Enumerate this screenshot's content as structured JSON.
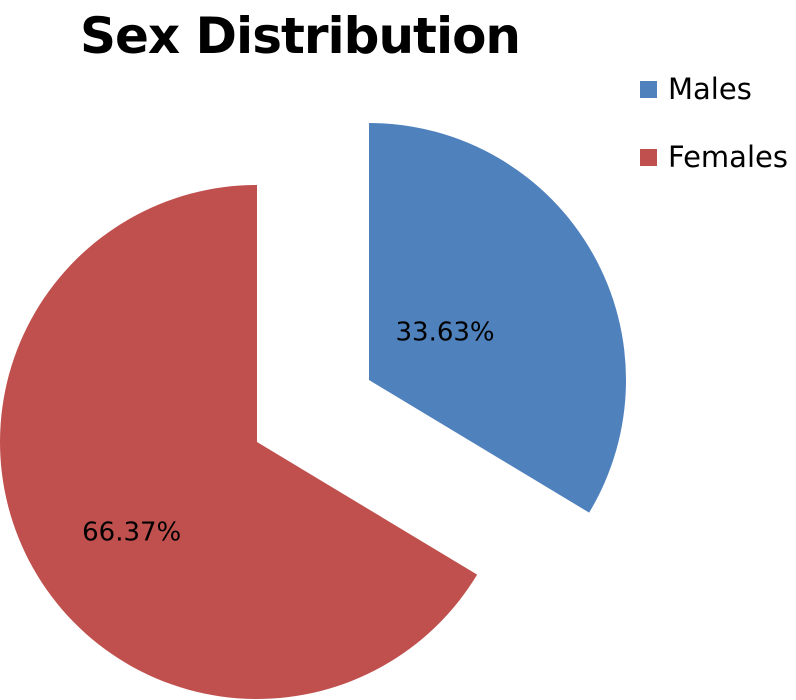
{
  "chart_data": {
    "type": "pie",
    "title": "Sex Distribution",
    "slices": [
      {
        "name": "Males",
        "value": 33.63,
        "label": "33.63%",
        "color": "#4f81bd",
        "exploded": true
      },
      {
        "name": "Females",
        "value": 66.37,
        "label": "66.37%",
        "color": "#c0504d",
        "exploded": false
      }
    ],
    "legend": {
      "position": "top-right",
      "entries": [
        "Males",
        "Females"
      ]
    },
    "start_angle": "12 o'clock",
    "direction": "clockwise"
  }
}
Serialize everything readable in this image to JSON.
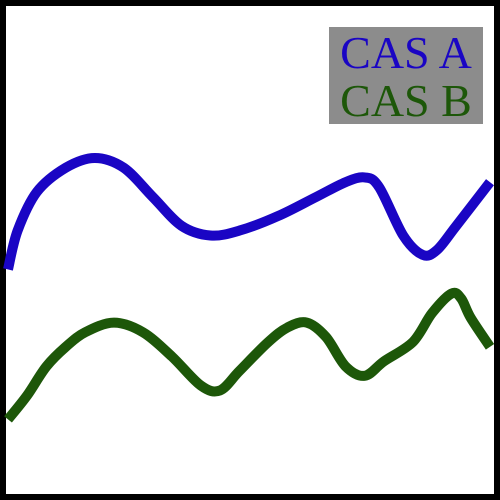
{
  "chart_data": {
    "type": "line",
    "title": "",
    "xlabel": "",
    "ylabel": "",
    "grid": false,
    "axes_visible": false,
    "legend_position": "top-right",
    "legend_background": "#8c8c8c",
    "background": "#ffffff",
    "border_color": "#000000",
    "xlim": [
      0,
      1
    ],
    "ylim": [
      0,
      1
    ],
    "series": [
      {
        "name": "CAS A",
        "color": "#1a05c4",
        "points": [
          [
            0.0,
            0.46
          ],
          [
            0.02,
            0.54
          ],
          [
            0.06,
            0.62
          ],
          [
            0.12,
            0.67
          ],
          [
            0.18,
            0.69
          ],
          [
            0.24,
            0.67
          ],
          [
            0.3,
            0.61
          ],
          [
            0.36,
            0.55
          ],
          [
            0.42,
            0.53
          ],
          [
            0.48,
            0.54
          ],
          [
            0.56,
            0.57
          ],
          [
            0.64,
            0.61
          ],
          [
            0.7,
            0.64
          ],
          [
            0.74,
            0.65
          ],
          [
            0.77,
            0.63
          ],
          [
            0.82,
            0.53
          ],
          [
            0.86,
            0.49
          ],
          [
            0.89,
            0.5
          ],
          [
            0.93,
            0.55
          ],
          [
            1.0,
            0.64
          ]
        ]
      },
      {
        "name": "CAS B",
        "color": "#1d5709",
        "points": [
          [
            0.0,
            0.15
          ],
          [
            0.04,
            0.2
          ],
          [
            0.08,
            0.26
          ],
          [
            0.12,
            0.3
          ],
          [
            0.16,
            0.33
          ],
          [
            0.22,
            0.35
          ],
          [
            0.28,
            0.33
          ],
          [
            0.34,
            0.28
          ],
          [
            0.4,
            0.22
          ],
          [
            0.44,
            0.21
          ],
          [
            0.48,
            0.25
          ],
          [
            0.54,
            0.31
          ],
          [
            0.58,
            0.34
          ],
          [
            0.62,
            0.35
          ],
          [
            0.66,
            0.32
          ],
          [
            0.7,
            0.26
          ],
          [
            0.74,
            0.24
          ],
          [
            0.78,
            0.27
          ],
          [
            0.84,
            0.31
          ],
          [
            0.88,
            0.37
          ],
          [
            0.92,
            0.41
          ],
          [
            0.94,
            0.4
          ],
          [
            0.96,
            0.36
          ],
          [
            1.0,
            0.3
          ]
        ]
      }
    ]
  }
}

> [DIRECTIONS FOR THIS TASK]: Without including any picture, repeat the data exactly.

> [SOLUTION]:
Enumerate this screenshot's content as structured JSON.
{
  "chart_data": {
    "type": "pie",
    "title": "Sex Distribution",
    "slices": [
      {
        "name": "Males",
        "value": 33.63,
        "label": "33.63%",
        "color": "#4f81bd",
        "exploded": true
      },
      {
        "name": "Females",
        "value": 66.37,
        "label": "66.37%",
        "color": "#c0504d",
        "exploded": false
      }
    ],
    "legend": {
      "position": "top-right",
      "entries": [
        "Males",
        "Females"
      ]
    },
    "start_angle": "12 o'clock",
    "direction": "clockwise"
  }
}
Serialize everything readable in this image to JSON.
{
  "chart_data": {
    "type": "line",
    "title": "",
    "xlabel": "",
    "ylabel": "",
    "grid": false,
    "axes_visible": false,
    "legend_position": "top-right",
    "legend_background": "#8c8c8c",
    "background": "#ffffff",
    "border_color": "#000000",
    "xlim": [
      0,
      1
    ],
    "ylim": [
      0,
      1
    ],
    "series": [
      {
        "name": "CAS A",
        "color": "#1a05c4",
        "points": [
          [
            0.0,
            0.46
          ],
          [
            0.02,
            0.54
          ],
          [
            0.06,
            0.62
          ],
          [
            0.12,
            0.67
          ],
          [
            0.18,
            0.69
          ],
          [
            0.24,
            0.67
          ],
          [
            0.3,
            0.61
          ],
          [
            0.36,
            0.55
          ],
          [
            0.42,
            0.53
          ],
          [
            0.48,
            0.54
          ],
          [
            0.56,
            0.57
          ],
          [
            0.64,
            0.61
          ],
          [
            0.7,
            0.64
          ],
          [
            0.74,
            0.65
          ],
          [
            0.77,
            0.63
          ],
          [
            0.82,
            0.53
          ],
          [
            0.86,
            0.49
          ],
          [
            0.89,
            0.5
          ],
          [
            0.93,
            0.55
          ],
          [
            1.0,
            0.64
          ]
        ]
      },
      {
        "name": "CAS B",
        "color": "#1d5709",
        "points": [
          [
            0.0,
            0.15
          ],
          [
            0.04,
            0.2
          ],
          [
            0.08,
            0.26
          ],
          [
            0.12,
            0.3
          ],
          [
            0.16,
            0.33
          ],
          [
            0.22,
            0.35
          ],
          [
            0.28,
            0.33
          ],
          [
            0.34,
            0.28
          ],
          [
            0.4,
            0.22
          ],
          [
            0.44,
            0.21
          ],
          [
            0.48,
            0.25
          ],
          [
            0.54,
            0.31
          ],
          [
            0.58,
            0.34
          ],
          [
            0.62,
            0.35
          ],
          [
            0.66,
            0.32
          ],
          [
            0.7,
            0.26
          ],
          [
            0.74,
            0.24
          ],
          [
            0.78,
            0.27
          ],
          [
            0.84,
            0.31
          ],
          [
            0.88,
            0.37
          ],
          [
            0.92,
            0.41
          ],
          [
            0.94,
            0.4
          ],
          [
            0.96,
            0.36
          ],
          [
            1.0,
            0.3
          ]
        ]
      }
    ]
  }
}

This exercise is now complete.